Please repeat all of the listing exactly.

### EXTRACTED INFORMATION
§
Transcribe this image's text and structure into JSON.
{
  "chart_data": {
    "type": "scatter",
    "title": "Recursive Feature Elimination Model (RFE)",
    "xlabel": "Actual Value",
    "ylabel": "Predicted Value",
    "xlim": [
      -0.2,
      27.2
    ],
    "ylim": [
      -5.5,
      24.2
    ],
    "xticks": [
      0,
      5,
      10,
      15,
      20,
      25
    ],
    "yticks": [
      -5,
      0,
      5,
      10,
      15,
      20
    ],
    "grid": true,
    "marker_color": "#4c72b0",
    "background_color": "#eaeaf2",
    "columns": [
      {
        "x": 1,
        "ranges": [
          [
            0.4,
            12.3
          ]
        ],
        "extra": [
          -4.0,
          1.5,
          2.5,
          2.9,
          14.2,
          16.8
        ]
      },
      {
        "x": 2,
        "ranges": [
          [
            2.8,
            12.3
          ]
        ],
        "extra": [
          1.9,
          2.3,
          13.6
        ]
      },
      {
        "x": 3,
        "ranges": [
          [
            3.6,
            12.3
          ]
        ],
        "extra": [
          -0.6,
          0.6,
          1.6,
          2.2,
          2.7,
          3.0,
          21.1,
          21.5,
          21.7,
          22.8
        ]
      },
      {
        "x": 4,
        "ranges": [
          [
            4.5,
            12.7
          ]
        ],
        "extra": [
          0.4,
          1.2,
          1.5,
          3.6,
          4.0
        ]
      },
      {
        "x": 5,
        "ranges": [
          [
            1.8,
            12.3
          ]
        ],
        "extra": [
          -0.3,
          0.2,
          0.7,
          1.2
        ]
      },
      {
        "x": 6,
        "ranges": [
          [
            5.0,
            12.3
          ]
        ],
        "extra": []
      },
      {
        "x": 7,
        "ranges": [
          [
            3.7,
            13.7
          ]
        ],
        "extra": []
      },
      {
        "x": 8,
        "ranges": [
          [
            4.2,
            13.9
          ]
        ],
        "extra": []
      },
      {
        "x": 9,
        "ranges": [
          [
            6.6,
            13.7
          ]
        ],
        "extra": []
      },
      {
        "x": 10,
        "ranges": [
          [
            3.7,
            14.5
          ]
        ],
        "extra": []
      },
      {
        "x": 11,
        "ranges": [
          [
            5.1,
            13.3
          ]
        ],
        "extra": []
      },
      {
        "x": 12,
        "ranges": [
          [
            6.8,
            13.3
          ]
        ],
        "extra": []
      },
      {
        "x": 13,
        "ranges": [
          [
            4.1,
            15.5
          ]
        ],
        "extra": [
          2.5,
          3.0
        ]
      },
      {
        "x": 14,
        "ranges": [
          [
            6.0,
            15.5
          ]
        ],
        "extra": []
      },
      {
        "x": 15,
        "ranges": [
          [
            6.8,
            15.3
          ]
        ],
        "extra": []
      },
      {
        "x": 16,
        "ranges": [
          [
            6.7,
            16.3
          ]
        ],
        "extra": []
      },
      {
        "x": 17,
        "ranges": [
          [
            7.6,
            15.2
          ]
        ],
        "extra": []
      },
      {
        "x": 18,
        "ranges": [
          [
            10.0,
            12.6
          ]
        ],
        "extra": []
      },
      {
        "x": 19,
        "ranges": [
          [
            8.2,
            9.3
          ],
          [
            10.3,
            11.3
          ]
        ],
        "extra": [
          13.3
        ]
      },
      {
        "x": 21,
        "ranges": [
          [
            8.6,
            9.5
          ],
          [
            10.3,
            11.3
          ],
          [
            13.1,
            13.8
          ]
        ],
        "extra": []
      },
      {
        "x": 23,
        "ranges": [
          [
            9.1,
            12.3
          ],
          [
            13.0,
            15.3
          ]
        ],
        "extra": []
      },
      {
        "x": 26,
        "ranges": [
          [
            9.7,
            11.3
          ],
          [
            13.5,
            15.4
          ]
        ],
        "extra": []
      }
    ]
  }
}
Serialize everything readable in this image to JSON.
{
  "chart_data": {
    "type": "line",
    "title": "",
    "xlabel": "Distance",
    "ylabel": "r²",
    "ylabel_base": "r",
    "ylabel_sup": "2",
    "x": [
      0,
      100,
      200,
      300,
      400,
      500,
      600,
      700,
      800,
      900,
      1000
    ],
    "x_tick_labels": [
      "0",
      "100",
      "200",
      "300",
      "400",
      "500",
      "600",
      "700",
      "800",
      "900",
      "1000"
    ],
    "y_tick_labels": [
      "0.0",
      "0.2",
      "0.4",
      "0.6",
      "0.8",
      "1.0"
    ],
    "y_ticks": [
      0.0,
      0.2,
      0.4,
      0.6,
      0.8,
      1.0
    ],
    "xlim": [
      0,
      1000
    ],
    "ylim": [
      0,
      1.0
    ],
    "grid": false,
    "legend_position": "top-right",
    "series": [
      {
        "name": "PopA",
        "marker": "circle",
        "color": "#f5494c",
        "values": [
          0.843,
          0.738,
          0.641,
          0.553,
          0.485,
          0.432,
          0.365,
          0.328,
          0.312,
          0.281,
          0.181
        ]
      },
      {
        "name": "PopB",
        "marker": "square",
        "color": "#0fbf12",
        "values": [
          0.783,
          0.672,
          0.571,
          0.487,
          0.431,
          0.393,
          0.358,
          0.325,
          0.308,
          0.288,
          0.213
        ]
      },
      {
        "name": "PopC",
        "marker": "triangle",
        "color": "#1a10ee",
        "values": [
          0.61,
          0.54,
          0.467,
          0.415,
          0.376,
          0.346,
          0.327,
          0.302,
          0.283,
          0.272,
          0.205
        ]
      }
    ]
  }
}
§
### ANSWER FOR THIS EXERCISE
Transcribe this image's text and structure into JSON.
{
  "chart_data": {
    "type": "scatter",
    "title": "Recursive Feature Elimination Model (RFE)",
    "xlabel": "Actual Value",
    "ylabel": "Predicted Value",
    "xlim": [
      -0.2,
      27.2
    ],
    "ylim": [
      -5.5,
      24.2
    ],
    "xticks": [
      0,
      5,
      10,
      15,
      20,
      25
    ],
    "yticks": [
      -5,
      0,
      5,
      10,
      15,
      20
    ],
    "grid": true,
    "marker_color": "#4c72b0",
    "background_color": "#eaeaf2",
    "columns": [
      {
        "x": 1,
        "ranges": [
          [
            0.4,
            12.3
          ]
        ],
        "extra": [
          -4.0,
          1.5,
          2.5,
          2.9,
          14.2,
          16.8
        ]
      },
      {
        "x": 2,
        "ranges": [
          [
            2.8,
            12.3
          ]
        ],
        "extra": [
          1.9,
          2.3,
          13.6
        ]
      },
      {
        "x": 3,
        "ranges": [
          [
            3.6,
            12.3
          ]
        ],
        "extra": [
          -0.6,
          0.6,
          1.6,
          2.2,
          2.7,
          3.0,
          21.1,
          21.5,
          21.7,
          22.8
        ]
      },
      {
        "x": 4,
        "ranges": [
          [
            4.5,
            12.7
          ]
        ],
        "extra": [
          0.4,
          1.2,
          1.5,
          3.6,
          4.0
        ]
      },
      {
        "x": 5,
        "ranges": [
          [
            1.8,
            12.3
          ]
        ],
        "extra": [
          -0.3,
          0.2,
          0.7,
          1.2
        ]
      },
      {
        "x": 6,
        "ranges": [
          [
            5.0,
            12.3
          ]
        ],
        "extra": []
      },
      {
        "x": 7,
        "ranges": [
          [
            3.7,
            13.7
          ]
        ],
        "extra": []
      },
      {
        "x": 8,
        "ranges": [
          [
            4.2,
            13.9
          ]
        ],
        "extra": []
      },
      {
        "x": 9,
        "ranges": [
          [
            6.6,
            13.7
          ]
        ],
        "extra": []
      },
      {
        "x": 10,
        "ranges": [
          [
            3.7,
            14.5
          ]
        ],
        "extra": []
      },
      {
        "x": 11,
        "ranges": [
          [
            5.1,
            13.3
          ]
        ],
        "extra": []
      },
      {
        "x": 12,
        "ranges": [
          [
            6.8,
            13.3
          ]
        ],
        "extra": []
      },
      {
        "x": 13,
        "ranges": [
          [
            4.1,
            15.5
          ]
        ],
        "extra": [
          2.5,
          3.0
        ]
      },
      {
        "x": 14,
        "ranges": [
          [
            6.0,
            15.5
          ]
        ],
        "extra": []
      },
      {
        "x": 15,
        "ranges": [
          [
            6.8,
            15.3
          ]
        ],
        "extra": []
      },
      {
        "x": 16,
        "ranges": [
          [
            6.7,
            16.3
          ]
        ],
        "extra": []
      },
      {
        "x": 17,
        "ranges": [
          [
            7.6,
            15.2
          ]
        ],
        "extra": []
      },
      {
        "x": 18,
        "ranges": [
          [
            10.0,
            12.6
          ]
        ],
        "extra": []
      },
      {
        "x": 19,
        "ranges": [
          [
            8.2,
            9.3
          ],
          [
            10.3,
            11.3
          ]
        ],
        "extra": [
          13.3
        ]
      },
      {
        "x": 21,
        "ranges": [
          [
            8.6,
            9.5
          ],
          [
            10.3,
            11.3
          ],
          [
            13.1,
            13.8
          ]
        ],
        "extra": []
      },
      {
        "x": 23,
        "ranges": [
          [
            9.1,
            12.3
          ],
          [
            13.0,
            15.3
          ]
        ],
        "extra": []
      },
      {
        "x": 26,
        "ranges": [
          [
            9.7,
            11.3
          ],
          [
            13.5,
            15.4
          ]
        ],
        "extra": []
      }
    ]
  }
}
Serialize everything readable in this image to JSON.
{
  "chart_data": {
    "type": "line",
    "title": "",
    "xlabel": "Distance",
    "ylabel": "r²",
    "ylabel_base": "r",
    "ylabel_sup": "2",
    "x": [
      0,
      100,
      200,
      300,
      400,
      500,
      600,
      700,
      800,
      900,
      1000
    ],
    "x_tick_labels": [
      "0",
      "100",
      "200",
      "300",
      "400",
      "500",
      "600",
      "700",
      "800",
      "900",
      "1000"
    ],
    "y_tick_labels": [
      "0.0",
      "0.2",
      "0.4",
      "0.6",
      "0.8",
      "1.0"
    ],
    "y_ticks": [
      0.0,
      0.2,
      0.4,
      0.6,
      0.8,
      1.0
    ],
    "xlim": [
      0,
      1000
    ],
    "ylim": [
      0,
      1.0
    ],
    "grid": false,
    "legend_position": "top-right",
    "series": [
      {
        "name": "PopA",
        "marker": "circle",
        "color": "#f5494c",
        "values": [
          0.843,
          0.738,
          0.641,
          0.553,
          0.485,
          0.432,
          0.365,
          0.328,
          0.312,
          0.281,
          0.181
        ]
      },
      {
        "name": "PopB",
        "marker": "square",
        "color": "#0fbf12",
        "values": [
          0.783,
          0.672,
          0.571,
          0.487,
          0.431,
          0.393,
          0.358,
          0.325,
          0.308,
          0.288,
          0.213
        ]
      },
      {
        "name": "PopC",
        "marker": "triangle",
        "color": "#1a10ee",
        "values": [
          0.61,
          0.54,
          0.467,
          0.415,
          0.376,
          0.346,
          0.327,
          0.302,
          0.283,
          0.272,
          0.205
        ]
      }
    ]
  }
}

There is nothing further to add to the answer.